### Goal
The listing must be reproduced in full, exactly as it stands.

### The data

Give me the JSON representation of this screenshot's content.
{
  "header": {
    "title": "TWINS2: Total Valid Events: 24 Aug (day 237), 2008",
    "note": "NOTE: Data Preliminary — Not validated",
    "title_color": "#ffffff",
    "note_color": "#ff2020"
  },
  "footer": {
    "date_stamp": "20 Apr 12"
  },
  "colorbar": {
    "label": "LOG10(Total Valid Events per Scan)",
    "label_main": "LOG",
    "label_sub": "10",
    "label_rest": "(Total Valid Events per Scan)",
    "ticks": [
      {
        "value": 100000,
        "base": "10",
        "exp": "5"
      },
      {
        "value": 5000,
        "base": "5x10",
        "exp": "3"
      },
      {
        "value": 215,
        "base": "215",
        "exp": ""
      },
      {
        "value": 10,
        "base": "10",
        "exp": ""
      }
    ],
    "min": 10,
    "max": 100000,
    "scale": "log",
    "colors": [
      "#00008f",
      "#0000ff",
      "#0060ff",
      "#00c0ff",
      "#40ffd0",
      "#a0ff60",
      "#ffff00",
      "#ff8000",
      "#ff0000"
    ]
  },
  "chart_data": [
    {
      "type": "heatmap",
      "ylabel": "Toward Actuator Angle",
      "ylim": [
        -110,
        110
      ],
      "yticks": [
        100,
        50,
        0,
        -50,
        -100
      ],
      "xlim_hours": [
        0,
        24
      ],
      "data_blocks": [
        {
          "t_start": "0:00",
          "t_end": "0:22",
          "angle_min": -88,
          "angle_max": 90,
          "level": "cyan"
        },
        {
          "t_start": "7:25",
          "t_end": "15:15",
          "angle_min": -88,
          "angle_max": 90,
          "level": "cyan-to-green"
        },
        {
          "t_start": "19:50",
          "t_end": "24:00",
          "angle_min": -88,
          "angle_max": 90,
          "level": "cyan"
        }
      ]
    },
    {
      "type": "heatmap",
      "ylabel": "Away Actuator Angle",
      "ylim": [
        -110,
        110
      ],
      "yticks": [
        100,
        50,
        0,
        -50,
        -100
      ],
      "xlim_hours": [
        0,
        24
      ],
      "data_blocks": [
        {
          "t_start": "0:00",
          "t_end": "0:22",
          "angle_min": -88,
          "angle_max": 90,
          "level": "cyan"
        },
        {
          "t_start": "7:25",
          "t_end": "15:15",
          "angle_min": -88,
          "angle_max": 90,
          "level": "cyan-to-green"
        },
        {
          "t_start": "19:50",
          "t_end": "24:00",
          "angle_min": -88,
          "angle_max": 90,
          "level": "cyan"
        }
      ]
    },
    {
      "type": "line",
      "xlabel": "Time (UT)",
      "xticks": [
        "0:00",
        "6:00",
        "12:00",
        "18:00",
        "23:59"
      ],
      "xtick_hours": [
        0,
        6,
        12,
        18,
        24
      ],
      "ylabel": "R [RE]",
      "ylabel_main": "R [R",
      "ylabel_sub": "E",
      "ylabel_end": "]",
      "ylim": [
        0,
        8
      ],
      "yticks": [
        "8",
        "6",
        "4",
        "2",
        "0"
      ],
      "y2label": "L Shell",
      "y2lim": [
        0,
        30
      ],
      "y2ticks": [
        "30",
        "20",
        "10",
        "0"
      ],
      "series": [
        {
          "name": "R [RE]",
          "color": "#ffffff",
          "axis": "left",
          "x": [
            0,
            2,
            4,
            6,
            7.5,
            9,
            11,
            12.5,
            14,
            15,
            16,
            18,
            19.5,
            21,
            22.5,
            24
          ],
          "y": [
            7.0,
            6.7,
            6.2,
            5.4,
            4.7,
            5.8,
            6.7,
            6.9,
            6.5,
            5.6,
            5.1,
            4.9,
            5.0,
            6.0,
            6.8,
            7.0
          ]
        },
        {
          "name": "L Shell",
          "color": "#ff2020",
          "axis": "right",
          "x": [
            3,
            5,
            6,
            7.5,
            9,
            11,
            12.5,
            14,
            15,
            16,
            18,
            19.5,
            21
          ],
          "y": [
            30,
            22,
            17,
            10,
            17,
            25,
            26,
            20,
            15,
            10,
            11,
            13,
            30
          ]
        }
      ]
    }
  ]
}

### Solution for this exercise
Give me the JSON representation of this screenshot's content.
{
  "header": {
    "title": "TWINS2: Total Valid Events: 24 Aug (day 237), 2008",
    "note": "NOTE: Data Preliminary — Not validated",
    "title_color": "#ffffff",
    "note_color": "#ff2020"
  },
  "footer": {
    "date_stamp": "20 Apr 12"
  },
  "colorbar": {
    "label": "LOG10(Total Valid Events per Scan)",
    "label_main": "LOG",
    "label_sub": "10",
    "label_rest": "(Total Valid Events per Scan)",
    "ticks": [
      {
        "value": 100000,
        "base": "10",
        "exp": "5"
      },
      {
        "value": 5000,
        "base": "5x10",
        "exp": "3"
      },
      {
        "value": 215,
        "base": "215",
        "exp": ""
      },
      {
        "value": 10,
        "base": "10",
        "exp": ""
      }
    ],
    "min": 10,
    "max": 100000,
    "scale": "log",
    "colors": [
      "#00008f",
      "#0000ff",
      "#0060ff",
      "#00c0ff",
      "#40ffd0",
      "#a0ff60",
      "#ffff00",
      "#ff8000",
      "#ff0000"
    ]
  },
  "chart_data": [
    {
      "type": "heatmap",
      "ylabel": "Toward Actuator Angle",
      "ylim": [
        -110,
        110
      ],
      "yticks": [
        100,
        50,
        0,
        -50,
        -100
      ],
      "xlim_hours": [
        0,
        24
      ],
      "data_blocks": [
        {
          "t_start": "0:00",
          "t_end": "0:22",
          "angle_min": -88,
          "angle_max": 90,
          "level": "cyan"
        },
        {
          "t_start": "7:25",
          "t_end": "15:15",
          "angle_min": -88,
          "angle_max": 90,
          "level": "cyan-to-green"
        },
        {
          "t_start": "19:50",
          "t_end": "24:00",
          "angle_min": -88,
          "angle_max": 90,
          "level": "cyan"
        }
      ]
    },
    {
      "type": "heatmap",
      "ylabel": "Away Actuator Angle",
      "ylim": [
        -110,
        110
      ],
      "yticks": [
        100,
        50,
        0,
        -50,
        -100
      ],
      "xlim_hours": [
        0,
        24
      ],
      "data_blocks": [
        {
          "t_start": "0:00",
          "t_end": "0:22",
          "angle_min": -88,
          "angle_max": 90,
          "level": "cyan"
        },
        {
          "t_start": "7:25",
          "t_end": "15:15",
          "angle_min": -88,
          "angle_max": 90,
          "level": "cyan-to-green"
        },
        {
          "t_start": "19:50",
          "t_end": "24:00",
          "angle_min": -88,
          "angle_max": 90,
          "level": "cyan"
        }
      ]
    },
    {
      "type": "line",
      "xlabel": "Time (UT)",
      "xticks": [
        "0:00",
        "6:00",
        "12:00",
        "18:00",
        "23:59"
      ],
      "xtick_hours": [
        0,
        6,
        12,
        18,
        24
      ],
      "ylabel": "R [RE]",
      "ylabel_main": "R [R",
      "ylabel_sub": "E",
      "ylabel_end": "]",
      "ylim": [
        0,
        8
      ],
      "yticks": [
        "8",
        "6",
        "4",
        "2",
        "0"
      ],
      "y2label": "L Shell",
      "y2lim": [
        0,
        30
      ],
      "y2ticks": [
        "30",
        "20",
        "10",
        "0"
      ],
      "series": [
        {
          "name": "R [RE]",
          "color": "#ffffff",
          "axis": "left",
          "x": [
            0,
            2,
            4,
            6,
            7.5,
            9,
            11,
            12.5,
            14,
            15,
            16,
            18,
            19.5,
            21,
            22.5,
            24
          ],
          "y": [
            7.0,
            6.7,
            6.2,
            5.4,
            4.7,
            5.8,
            6.7,
            6.9,
            6.5,
            5.6,
            5.1,
            4.9,
            5.0,
            6.0,
            6.8,
            7.0
          ]
        },
        {
          "name": "L Shell",
          "color": "#ff2020",
          "axis": "right",
          "x": [
            3,
            5,
            6,
            7.5,
            9,
            11,
            12.5,
            14,
            15,
            16,
            18,
            19.5,
            21
          ],
          "y": [
            30,
            22,
            17,
            10,
            17,
            25,
            26,
            20,
            15,
            10,
            11,
            13,
            30
          ]
        }
      ]
    }
  ]
}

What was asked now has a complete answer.